## start Source material

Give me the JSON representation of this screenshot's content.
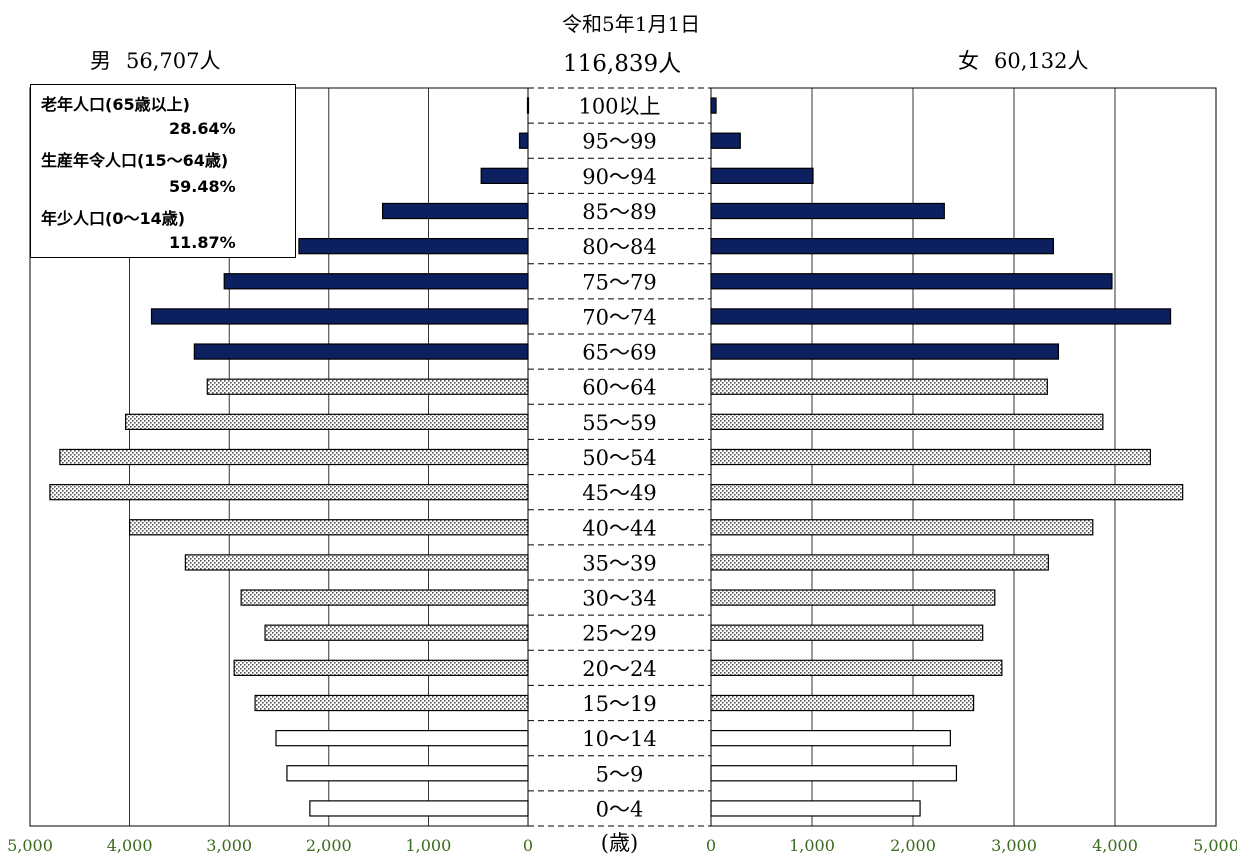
{
  "header": {
    "date": "令和5年1月1日",
    "total": "116,839人",
    "male_label": "男",
    "male_total": "56,707人",
    "female_label": "女",
    "female_total": "60,132人"
  },
  "legend": {
    "elderly_label": "老年人口(65歳以上)",
    "elderly_pct": "28.64%",
    "working_label": "生産年令人口(15～64歳)",
    "working_pct": "59.48%",
    "young_label": "年少人口(0～14歳)",
    "young_pct": "11.87%"
  },
  "chart_data": {
    "type": "bar",
    "orientation": "horizontal-population-pyramid",
    "categories": [
      "100以上",
      "95～99",
      "90～94",
      "85～89",
      "80～84",
      "75～79",
      "70～74",
      "65～69",
      "60～64",
      "55～59",
      "50～54",
      "45～49",
      "40～44",
      "35～39",
      "30～34",
      "25～29",
      "20～24",
      "15～19",
      "10～14",
      "5～9",
      "0～4"
    ],
    "series": [
      {
        "name": "男",
        "values": [
          5,
          85,
          470,
          1460,
          2300,
          3050,
          3780,
          3350,
          3220,
          4040,
          4700,
          4800,
          4000,
          3440,
          2880,
          2640,
          2950,
          2740,
          2530,
          2420,
          2190
        ]
      },
      {
        "name": "女",
        "values": [
          50,
          290,
          1010,
          2310,
          3390,
          3970,
          4550,
          3440,
          3330,
          3880,
          4350,
          4670,
          3780,
          3340,
          2810,
          2690,
          2880,
          2600,
          2370,
          2430,
          2070
        ]
      }
    ],
    "group_fill": [
      "old",
      "old",
      "old",
      "old",
      "old",
      "old",
      "old",
      "old",
      "work",
      "work",
      "work",
      "work",
      "work",
      "work",
      "work",
      "work",
      "work",
      "work",
      "young",
      "young",
      "young"
    ],
    "fill_colors": {
      "old": "#0c1f5e",
      "young": "#ffffff"
    },
    "xlim": [
      0,
      5000
    ],
    "left_ticks": [
      "5,000",
      "4,000",
      "3,000",
      "2,000",
      "1,000",
      "0"
    ],
    "right_ticks": [
      "0",
      "1,000",
      "2,000",
      "3,000",
      "4,000",
      "5,000"
    ],
    "tick_color": "#3a6b1e",
    "center_unit": "(歳)",
    "grid": true
  }
}
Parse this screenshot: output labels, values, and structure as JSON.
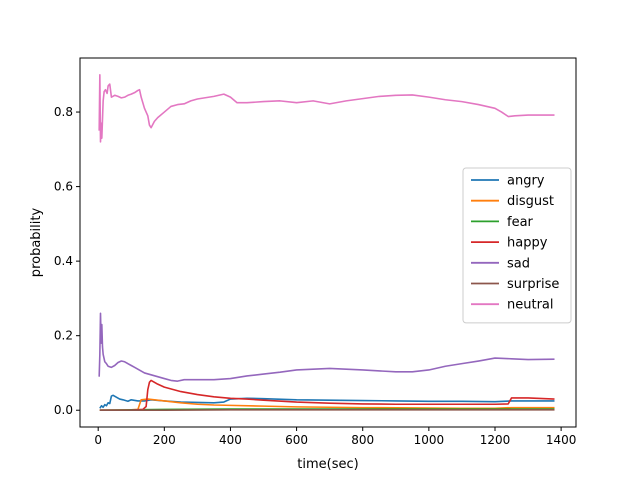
{
  "chart_data": {
    "type": "line",
    "title": "",
    "xlabel": "time(sec)",
    "ylabel": "probability",
    "xlim": [
      -55,
      1445
    ],
    "ylim": [
      -0.045,
      0.945
    ],
    "xticks": [
      0,
      200,
      400,
      600,
      800,
      1000,
      1200,
      1400
    ],
    "xtick_labels": [
      "0",
      "200",
      "400",
      "600",
      "800",
      "1000",
      "1200",
      "1400"
    ],
    "yticks": [
      0.0,
      0.2,
      0.4,
      0.6,
      0.8
    ],
    "ytick_labels": [
      "0.0",
      "0.2",
      "0.4",
      "0.6",
      "0.8"
    ],
    "grid": false,
    "legend_position": "center-right",
    "series": [
      {
        "name": "angry",
        "color": "#1f77b4",
        "points": [
          [
            5,
            0.005
          ],
          [
            10,
            0.012
          ],
          [
            15,
            0.008
          ],
          [
            20,
            0.015
          ],
          [
            25,
            0.012
          ],
          [
            30,
            0.02
          ],
          [
            35,
            0.018
          ],
          [
            40,
            0.038
          ],
          [
            45,
            0.04
          ],
          [
            55,
            0.035
          ],
          [
            65,
            0.03
          ],
          [
            75,
            0.028
          ],
          [
            90,
            0.024
          ],
          [
            100,
            0.028
          ],
          [
            120,
            0.025
          ],
          [
            140,
            0.025
          ],
          [
            160,
            0.028
          ],
          [
            200,
            0.025
          ],
          [
            250,
            0.022
          ],
          [
            300,
            0.021
          ],
          [
            350,
            0.02
          ],
          [
            380,
            0.022
          ],
          [
            400,
            0.03
          ],
          [
            450,
            0.032
          ],
          [
            500,
            0.031
          ],
          [
            600,
            0.028
          ],
          [
            700,
            0.027
          ],
          [
            800,
            0.026
          ],
          [
            900,
            0.025
          ],
          [
            1000,
            0.024
          ],
          [
            1100,
            0.024
          ],
          [
            1200,
            0.023
          ],
          [
            1250,
            0.025
          ],
          [
            1300,
            0.025
          ],
          [
            1380,
            0.025
          ]
        ]
      },
      {
        "name": "disgust",
        "color": "#ff7f0e",
        "points": [
          [
            5,
            0.0
          ],
          [
            50,
            0.0
          ],
          [
            100,
            0.001
          ],
          [
            120,
            0.002
          ],
          [
            130,
            0.028
          ],
          [
            150,
            0.03
          ],
          [
            170,
            0.028
          ],
          [
            200,
            0.025
          ],
          [
            250,
            0.02
          ],
          [
            300,
            0.016
          ],
          [
            350,
            0.014
          ],
          [
            400,
            0.013
          ],
          [
            500,
            0.011
          ],
          [
            600,
            0.009
          ],
          [
            700,
            0.008
          ],
          [
            800,
            0.007
          ],
          [
            1000,
            0.006
          ],
          [
            1100,
            0.005
          ],
          [
            1200,
            0.005
          ],
          [
            1250,
            0.007
          ],
          [
            1380,
            0.007
          ]
        ]
      },
      {
        "name": "fear",
        "color": "#2ca02c",
        "points": [
          [
            5,
            0.0
          ],
          [
            100,
            0.001
          ],
          [
            200,
            0.002
          ],
          [
            400,
            0.003
          ],
          [
            600,
            0.003
          ],
          [
            800,
            0.003
          ],
          [
            1000,
            0.003
          ],
          [
            1200,
            0.003
          ],
          [
            1380,
            0.003
          ]
        ]
      },
      {
        "name": "happy",
        "color": "#d62728",
        "points": [
          [
            5,
            0.0
          ],
          [
            100,
            0.0
          ],
          [
            135,
            0.002
          ],
          [
            145,
            0.01
          ],
          [
            150,
            0.055
          ],
          [
            155,
            0.075
          ],
          [
            160,
            0.08
          ],
          [
            180,
            0.07
          ],
          [
            200,
            0.062
          ],
          [
            250,
            0.05
          ],
          [
            300,
            0.042
          ],
          [
            350,
            0.036
          ],
          [
            400,
            0.032
          ],
          [
            450,
            0.03
          ],
          [
            500,
            0.027
          ],
          [
            600,
            0.022
          ],
          [
            700,
            0.019
          ],
          [
            800,
            0.017
          ],
          [
            900,
            0.016
          ],
          [
            1000,
            0.016
          ],
          [
            1100,
            0.016
          ],
          [
            1200,
            0.016
          ],
          [
            1240,
            0.017
          ],
          [
            1250,
            0.033
          ],
          [
            1300,
            0.033
          ],
          [
            1380,
            0.03
          ]
        ]
      },
      {
        "name": "sad",
        "color": "#9467bd",
        "points": [
          [
            3,
            0.09
          ],
          [
            5,
            0.15
          ],
          [
            7,
            0.26
          ],
          [
            9,
            0.18
          ],
          [
            11,
            0.23
          ],
          [
            13,
            0.17
          ],
          [
            15,
            0.15
          ],
          [
            20,
            0.13
          ],
          [
            25,
            0.125
          ],
          [
            30,
            0.118
          ],
          [
            40,
            0.115
          ],
          [
            50,
            0.12
          ],
          [
            60,
            0.128
          ],
          [
            70,
            0.132
          ],
          [
            80,
            0.13
          ],
          [
            90,
            0.125
          ],
          [
            100,
            0.12
          ],
          [
            110,
            0.115
          ],
          [
            120,
            0.11
          ],
          [
            140,
            0.1
          ],
          [
            160,
            0.095
          ],
          [
            180,
            0.09
          ],
          [
            200,
            0.085
          ],
          [
            220,
            0.08
          ],
          [
            240,
            0.078
          ],
          [
            260,
            0.082
          ],
          [
            300,
            0.082
          ],
          [
            350,
            0.082
          ],
          [
            400,
            0.085
          ],
          [
            450,
            0.092
          ],
          [
            500,
            0.097
          ],
          [
            550,
            0.102
          ],
          [
            600,
            0.108
          ],
          [
            650,
            0.11
          ],
          [
            700,
            0.112
          ],
          [
            800,
            0.108
          ],
          [
            900,
            0.103
          ],
          [
            950,
            0.103
          ],
          [
            1000,
            0.108
          ],
          [
            1050,
            0.118
          ],
          [
            1100,
            0.125
          ],
          [
            1150,
            0.132
          ],
          [
            1200,
            0.14
          ],
          [
            1250,
            0.138
          ],
          [
            1300,
            0.136
          ],
          [
            1380,
            0.137
          ]
        ]
      },
      {
        "name": "surprise",
        "color": "#8c564b",
        "points": [
          [
            5,
            0.0
          ],
          [
            200,
            0.0
          ],
          [
            400,
            0.001
          ],
          [
            600,
            0.001
          ],
          [
            800,
            0.001
          ],
          [
            1000,
            0.001
          ],
          [
            1200,
            0.001
          ],
          [
            1380,
            0.001
          ]
        ]
      },
      {
        "name": "neutral",
        "color": "#e377c2",
        "points": [
          [
            3,
            0.75
          ],
          [
            5,
            0.9
          ],
          [
            7,
            0.72
          ],
          [
            9,
            0.77
          ],
          [
            11,
            0.73
          ],
          [
            13,
            0.78
          ],
          [
            15,
            0.83
          ],
          [
            18,
            0.855
          ],
          [
            22,
            0.86
          ],
          [
            27,
            0.85
          ],
          [
            30,
            0.87
          ],
          [
            35,
            0.875
          ],
          [
            40,
            0.84
          ],
          [
            50,
            0.845
          ],
          [
            60,
            0.842
          ],
          [
            70,
            0.838
          ],
          [
            80,
            0.84
          ],
          [
            90,
            0.845
          ],
          [
            100,
            0.848
          ],
          [
            110,
            0.852
          ],
          [
            120,
            0.858
          ],
          [
            125,
            0.86
          ],
          [
            130,
            0.84
          ],
          [
            140,
            0.81
          ],
          [
            150,
            0.79
          ],
          [
            155,
            0.765
          ],
          [
            160,
            0.758
          ],
          [
            170,
            0.775
          ],
          [
            180,
            0.785
          ],
          [
            200,
            0.8
          ],
          [
            220,
            0.815
          ],
          [
            240,
            0.82
          ],
          [
            260,
            0.822
          ],
          [
            280,
            0.83
          ],
          [
            300,
            0.835
          ],
          [
            350,
            0.842
          ],
          [
            380,
            0.848
          ],
          [
            400,
            0.84
          ],
          [
            420,
            0.825
          ],
          [
            450,
            0.825
          ],
          [
            500,
            0.828
          ],
          [
            550,
            0.83
          ],
          [
            600,
            0.825
          ],
          [
            650,
            0.83
          ],
          [
            700,
            0.822
          ],
          [
            750,
            0.83
          ],
          [
            800,
            0.836
          ],
          [
            850,
            0.842
          ],
          [
            900,
            0.845
          ],
          [
            950,
            0.846
          ],
          [
            1000,
            0.84
          ],
          [
            1050,
            0.833
          ],
          [
            1100,
            0.828
          ],
          [
            1150,
            0.82
          ],
          [
            1200,
            0.81
          ],
          [
            1220,
            0.8
          ],
          [
            1240,
            0.788
          ],
          [
            1260,
            0.79
          ],
          [
            1300,
            0.792
          ],
          [
            1380,
            0.792
          ]
        ]
      }
    ]
  }
}
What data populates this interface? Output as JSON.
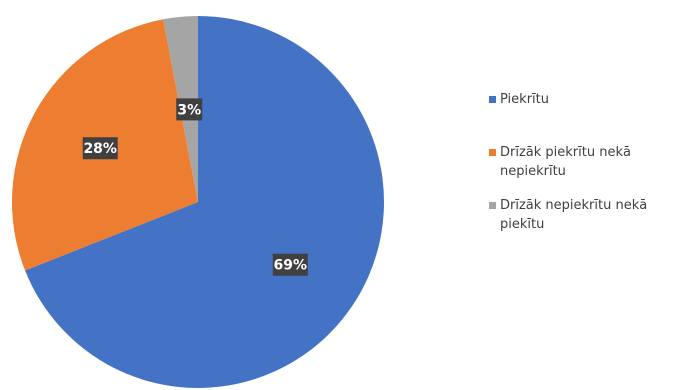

## end Source material

- Your instructions
Copy out every line from the data above that has "name" in it.

- Result for this exercise
        "name": "男",
        "name": "女",
        "name": "angry",
        "name": "disgust",
        "name": "fear",
        "name": "happy",
        "name": "sad",
        "name": "surprise",
        "name": "neutral",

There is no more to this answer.